::: Provided data
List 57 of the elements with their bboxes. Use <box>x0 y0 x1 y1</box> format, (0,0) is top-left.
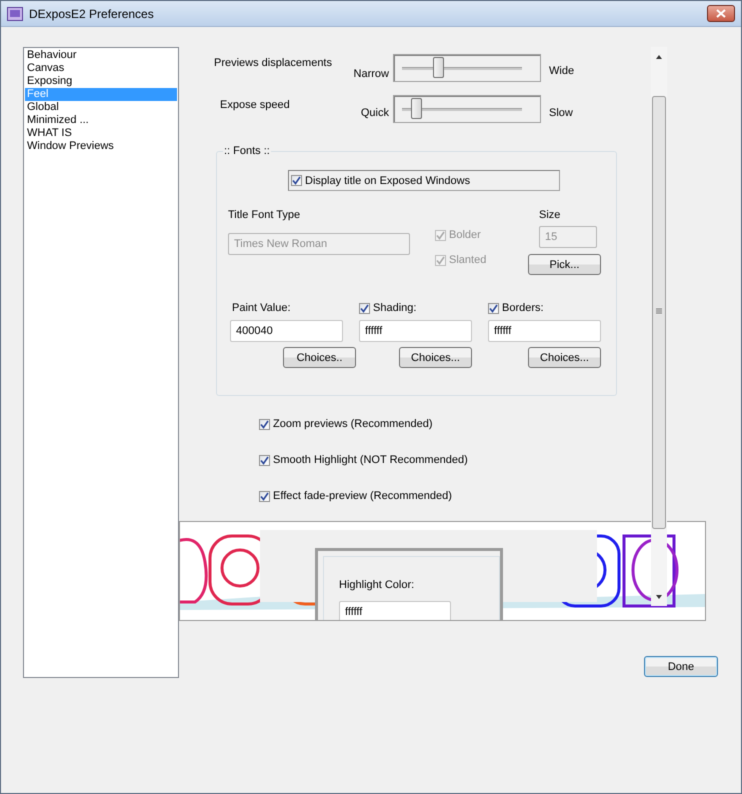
field-label: Title Font Type <box>228 209 302 221</box>
checkbox[interactable] <box>488 302 499 314</box>
close-icon <box>716 9 726 18</box>
check-icon <box>292 176 301 185</box>
checkbox-label: Slanted <box>449 254 486 266</box>
checkbox[interactable] <box>259 454 270 466</box>
slider-min-label: Quick <box>360 107 389 119</box>
display-title-option[interactable]: Display title on Exposed Windows <box>288 170 560 191</box>
slider[interactable] <box>393 95 541 123</box>
group-title: :: Fonts :: <box>223 145 271 157</box>
color-label: Paint Value: <box>231 302 291 314</box>
color-field[interactable]: 400040 <box>230 320 343 342</box>
slider-thumb[interactable] <box>433 56 444 78</box>
slider-label: Expose speed <box>220 99 290 111</box>
check-icon <box>436 230 445 240</box>
checkbox[interactable] <box>291 175 302 186</box>
highlight-color-field[interactable]: ffffff <box>339 601 451 620</box>
category-item[interactable]: Window Previews <box>25 140 177 153</box>
slider[interactable] <box>393 54 541 82</box>
check-icon <box>260 492 269 500</box>
color-field[interactable]: ffffff <box>359 320 472 342</box>
app-icon <box>7 6 23 20</box>
choices-button[interactable]: Choices... <box>399 347 472 368</box>
category-item[interactable]: Global <box>25 101 177 114</box>
check-icon <box>260 456 269 464</box>
choices-button[interactable]: Choices.. <box>283 347 356 368</box>
check-icon <box>360 304 369 312</box>
category-item[interactable]: Behaviour <box>25 49 177 62</box>
check-icon <box>260 420 269 428</box>
option-label: Effect fade-preview (Recommended) <box>273 490 452 502</box>
field-label: Highlight Color: <box>339 579 416 591</box>
close-button[interactable] <box>707 5 735 22</box>
option-label: Zoom previews (Recommended) <box>273 418 433 430</box>
slider-thumb[interactable] <box>411 98 422 118</box>
slider-max-label: Wide <box>549 65 574 77</box>
done-button[interactable]: Done <box>644 656 718 677</box>
slider-min-label: Narrow <box>354 68 389 80</box>
window-title: DExposE2 Preferences <box>29 6 155 20</box>
slider-label: Previews displacements <box>214 57 332 69</box>
check-icon <box>489 304 498 312</box>
choices-button[interactable]: Choices... <box>528 347 601 368</box>
pick-button[interactable]: Pick... <box>528 254 601 275</box>
color-label: Shading: <box>373 302 416 314</box>
color-label: Borders: <box>502 302 544 314</box>
category-item[interactable]: Canvas <box>25 62 177 75</box>
option-label: Smooth Highlight (NOT Recommended) <box>273 454 468 466</box>
checkbox-label: Bolder <box>449 229 481 241</box>
slider-max-label: Slow <box>549 107 573 119</box>
color-field[interactable]: ffffff <box>488 320 601 342</box>
field-label: Size <box>538 209 562 221</box>
category-item[interactable]: WHAT IS <box>25 127 177 140</box>
check-icon <box>436 256 445 264</box>
checkbox[interactable] <box>259 490 270 502</box>
checkbox[interactable] <box>259 418 270 430</box>
category-item[interactable]: Exposing <box>25 75 177 88</box>
category-item[interactable]: Minimized ... <box>25 114 177 127</box>
checkbox[interactable] <box>359 302 370 314</box>
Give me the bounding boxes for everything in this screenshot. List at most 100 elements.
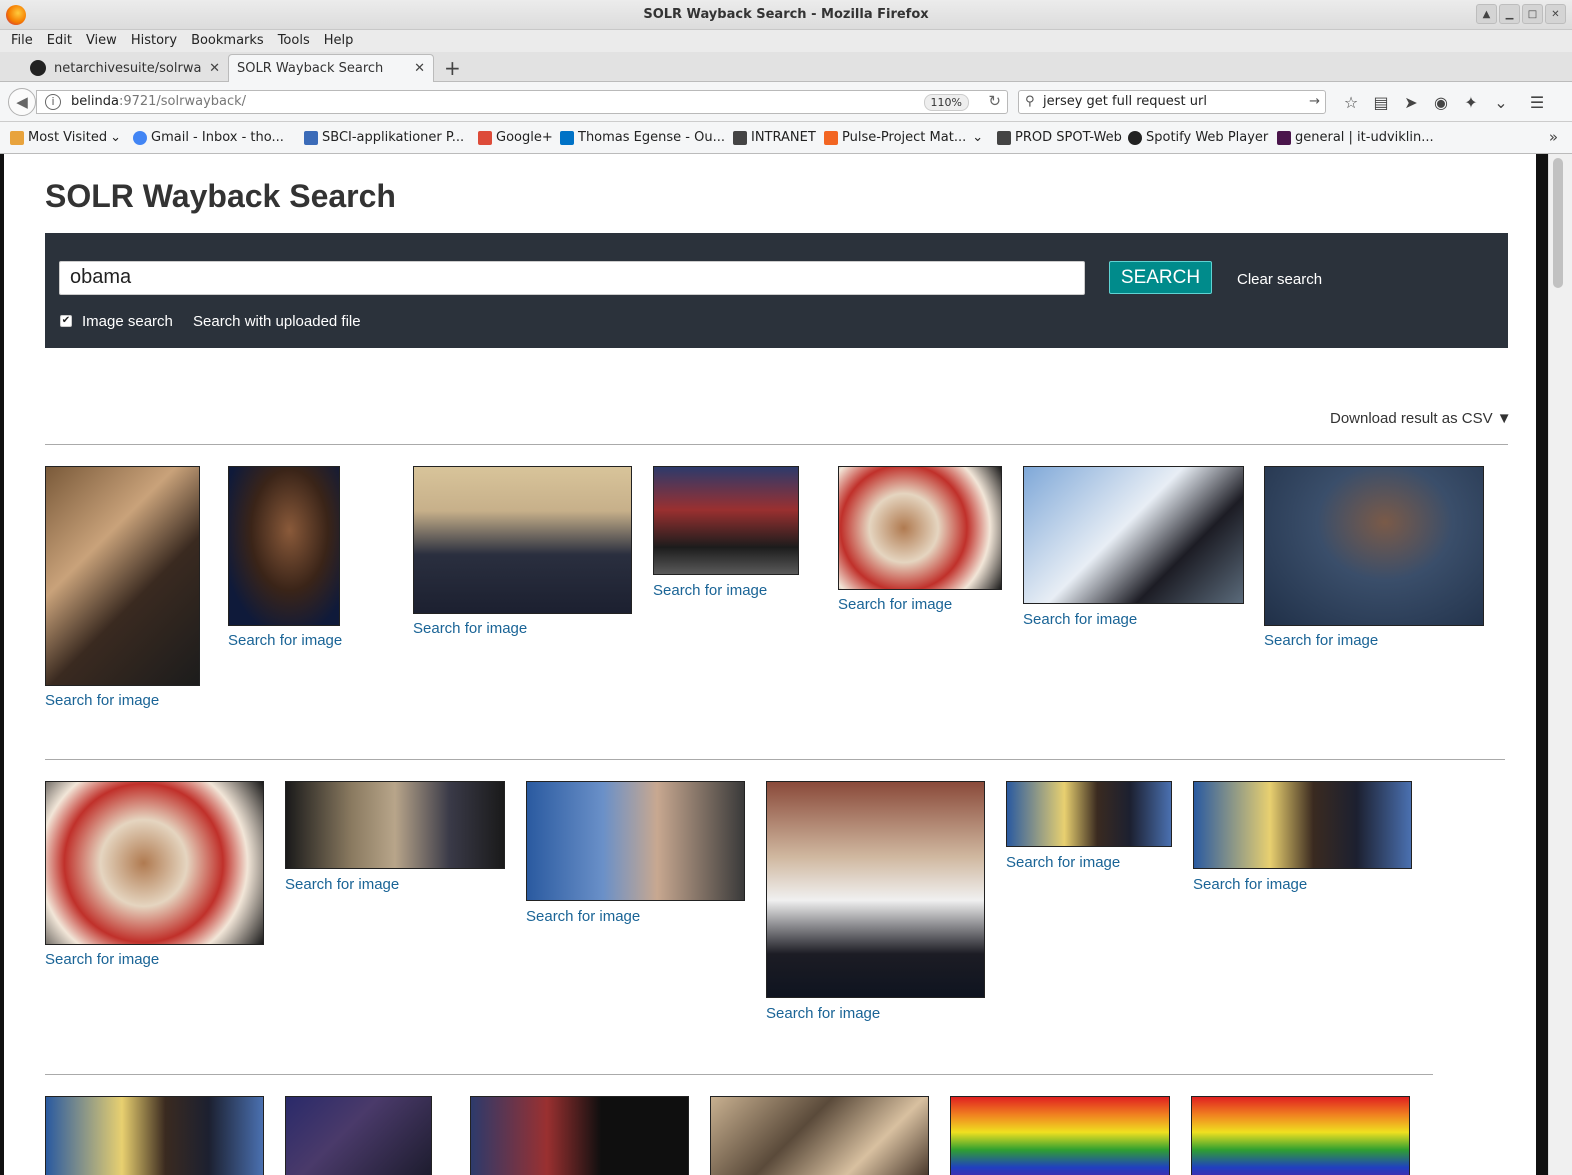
window-titlebar: SOLR Wayback Search - Mozilla Firefox ▲ … [0, 0, 1572, 30]
image-search-label[interactable]: Image search [82, 313, 173, 330]
result-thumbnail[interactable] [653, 466, 799, 575]
divider [45, 759, 1505, 760]
result-thumbnail[interactable] [766, 781, 985, 998]
bookmark-outlook[interactable]: Thomas Egense - Ou... [560, 130, 725, 145]
window-minimize-icon[interactable]: ▁ [1499, 4, 1520, 24]
window-maximize-icon[interactable]: □ [1522, 4, 1543, 24]
result-thumbnail[interactable] [710, 1096, 929, 1175]
menu-history[interactable]: History [124, 30, 184, 52]
bookmark-pulse[interactable]: Pulse-Project Mat... ⌄ [824, 130, 983, 145]
result-thumbnail[interactable] [45, 1096, 264, 1175]
slack-icon [1277, 130, 1291, 145]
web-search-value[interactable]: jersey get full request url [1043, 94, 1207, 109]
query-input[interactable]: obama [59, 261, 1085, 295]
extension-globe-icon[interactable]: ◉ [1426, 91, 1456, 113]
menu-view[interactable]: View [79, 30, 124, 52]
bookmark-sbci[interactable]: SBCI-applikationer P... [304, 130, 464, 145]
outlook-icon [560, 130, 574, 145]
intranet-icon [733, 130, 747, 145]
reload-icon[interactable]: ↻ [988, 92, 1001, 110]
url-text[interactable]: belinda:9721/solrwayback/ [71, 94, 246, 109]
close-tab-icon[interactable]: ✕ [414, 61, 425, 76]
bookmark-most-visited[interactable]: Most Visited ⌄ [10, 130, 121, 145]
bookmark-gmail[interactable]: Gmail - Inbox - tho... [133, 130, 284, 145]
search-for-image-link[interactable]: Search for image [1264, 632, 1378, 649]
tab-label: netarchivesuite/solrwa [54, 60, 202, 76]
extension-menu-icon[interactable]: ✦ [1456, 91, 1486, 113]
url-bar[interactable]: i belinda:9721/solrwayback/ 110% ↻ [36, 90, 1008, 114]
result-thumbnail[interactable] [950, 1096, 1170, 1175]
library-icon[interactable]: ▤ [1366, 91, 1396, 113]
bookmarks-bar: Most Visited ⌄ Gmail - Inbox - tho... SBC… [0, 122, 1572, 154]
new-tab-icon[interactable]: + [444, 56, 461, 80]
result-thumbnail[interactable] [470, 1096, 689, 1175]
clear-search-link[interactable]: Clear search [1237, 271, 1322, 288]
google-icon [133, 130, 147, 145]
send-icon[interactable]: ➤ [1396, 91, 1426, 113]
search-for-image-link[interactable]: Search for image [413, 620, 527, 637]
search-for-image-link[interactable]: Search for image [526, 908, 640, 925]
menu-bookmarks[interactable]: Bookmarks [184, 30, 271, 52]
bookmark-star-icon[interactable]: ☆ [1336, 91, 1366, 113]
chevron-down-icon[interactable]: ⌄ [1486, 91, 1516, 113]
back-arrow-icon[interactable]: ◀ [8, 88, 36, 116]
window-controls: ▲ ▁ □ ✕ [1476, 4, 1566, 24]
page-scrollbar[interactable] [1548, 154, 1572, 1175]
search-for-image-link[interactable]: Search for image [1006, 854, 1120, 871]
search-for-image-link[interactable]: Search for image [766, 1005, 880, 1022]
web-search-box[interactable]: ⚲ jersey get full request url → [1018, 90, 1326, 114]
url-path: :9721/solrwayback/ [118, 94, 247, 109]
bookmark-prod-spot[interactable]: PROD SPOT-Web [997, 130, 1122, 145]
close-tab-icon[interactable]: ✕ [209, 61, 220, 76]
result-thumbnail[interactable] [228, 466, 340, 626]
menu-tools[interactable]: Tools [271, 30, 317, 52]
search-for-image-link[interactable]: Search for image [1023, 611, 1137, 628]
search-uploaded-file-link[interactable]: Search with uploaded file [193, 313, 361, 330]
result-thumbnail[interactable] [526, 781, 745, 901]
sbci-icon [304, 130, 318, 145]
search-for-image-link[interactable]: Search for image [838, 596, 952, 613]
scrollbar-thumb[interactable] [1553, 158, 1563, 288]
menu-help[interactable]: Help [317, 30, 361, 52]
search-button[interactable]: SEARCH [1109, 261, 1212, 294]
bookmark-spotify[interactable]: Spotify Web Player [1128, 130, 1268, 145]
divider [45, 1074, 1433, 1075]
tab-github[interactable]: netarchivesuite/solrwa ✕ [22, 54, 228, 82]
zoom-level[interactable]: 110% [923, 94, 969, 111]
result-thumbnail[interactable] [285, 781, 505, 869]
result-thumbnail[interactable] [1006, 781, 1172, 847]
search-for-image-link[interactable]: Search for image [228, 632, 342, 649]
hamburger-menu-icon[interactable]: ☰ [1522, 91, 1552, 113]
google-plus-icon [478, 130, 492, 145]
search-for-image-link[interactable]: Search for image [285, 876, 399, 893]
result-thumbnail[interactable] [1023, 466, 1244, 604]
window-close-icon[interactable]: ✕ [1545, 4, 1566, 24]
search-for-image-link[interactable]: Search for image [1193, 876, 1307, 893]
bookmark-slack[interactable]: general | it-udviklin... [1277, 130, 1434, 145]
result-thumbnail[interactable] [285, 1096, 432, 1175]
spotify-icon [1128, 130, 1142, 145]
result-thumbnail[interactable] [45, 466, 200, 686]
site-info-icon[interactable]: i [45, 94, 61, 110]
menu-edit[interactable]: Edit [40, 30, 79, 52]
image-search-checkbox[interactable]: ✔ [60, 315, 72, 327]
result-thumbnail[interactable] [45, 781, 264, 945]
result-thumbnail[interactable] [413, 466, 632, 614]
result-thumbnail[interactable] [1193, 781, 1412, 869]
bookmark-google-plus[interactable]: Google+ [478, 130, 553, 145]
tab-solr-wayback[interactable]: SOLR Wayback Search ✕ [228, 54, 434, 82]
search-for-image-link[interactable]: Search for image [653, 582, 767, 599]
search-for-image-link[interactable]: Search for image [45, 692, 159, 709]
search-for-image-link[interactable]: Search for image [45, 951, 159, 968]
result-thumbnail[interactable] [1191, 1096, 1410, 1175]
result-thumbnail[interactable] [1264, 466, 1484, 626]
bookmarks-overflow-icon[interactable]: » [1549, 128, 1558, 146]
window-shade-icon[interactable]: ▲ [1476, 4, 1497, 24]
toolbar-icons: ☆ ▤ ➤ ◉ ✦ ⌄ ☰ [1336, 91, 1552, 113]
bookmark-intranet[interactable]: INTRANET [733, 130, 816, 145]
menu-file[interactable]: File [4, 30, 40, 52]
go-arrow-icon[interactable]: → [1309, 94, 1320, 109]
download-csv-link[interactable]: Download result as CSV ▼ [1330, 410, 1512, 427]
result-thumbnail[interactable] [838, 466, 1002, 590]
menu-bar: File Edit View History Bookmarks Tools H… [0, 30, 1572, 52]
::::::
Stated exercise –
Reproduce, with no changes, the part of the entries that begins with the line containing "field-label: Title Font" and ends with the line containing "close-button[interactable] <box>707 5", keeping both of those lines.

The reply –
field-label: Title Font Type <box>228 209 302 221</box>
checkbox[interactable] <box>488 302 499 314</box>
close-icon <box>716 9 726 18</box>
check-icon <box>292 176 301 185</box>
checkbox-label: Slanted <box>449 254 486 266</box>
checkbox[interactable] <box>259 454 270 466</box>
slider-min-label: Quick <box>360 107 389 119</box>
display-title-option[interactable]: Display title on Exposed Windows <box>288 170 560 191</box>
slider[interactable] <box>393 95 541 123</box>
group-title: :: Fonts :: <box>223 145 271 157</box>
color-label: Paint Value: <box>231 302 291 314</box>
color-field[interactable]: 400040 <box>230 320 343 342</box>
slider-thumb[interactable] <box>433 56 444 78</box>
slider-label: Expose speed <box>220 99 290 111</box>
check-icon <box>436 230 445 240</box>
checkbox[interactable] <box>291 175 302 186</box>
highlight-color-field[interactable]: ffffff <box>339 601 451 620</box>
category-item[interactable]: Window Previews <box>25 140 177 153</box>
slider[interactable] <box>393 54 541 82</box>
check-icon <box>260 492 269 500</box>
color-field[interactable]: ffffff <box>359 320 472 342</box>
app-icon <box>7 6 23 20</box>
choices-button[interactable]: Choices... <box>399 347 472 368</box>
category-item[interactable]: Global <box>25 101 177 114</box>
check-icon <box>260 456 269 464</box>
choices-button[interactable]: Choices.. <box>283 347 356 368</box>
check-icon <box>360 304 369 312</box>
category-item[interactable]: Behaviour <box>25 49 177 62</box>
check-icon <box>260 420 269 428</box>
option-label: Effect fade-preview (Recommended) <box>273 490 452 502</box>
field-label: Highlight Color: <box>339 579 416 591</box>
close-button[interactable] <box>707 5 735 22</box>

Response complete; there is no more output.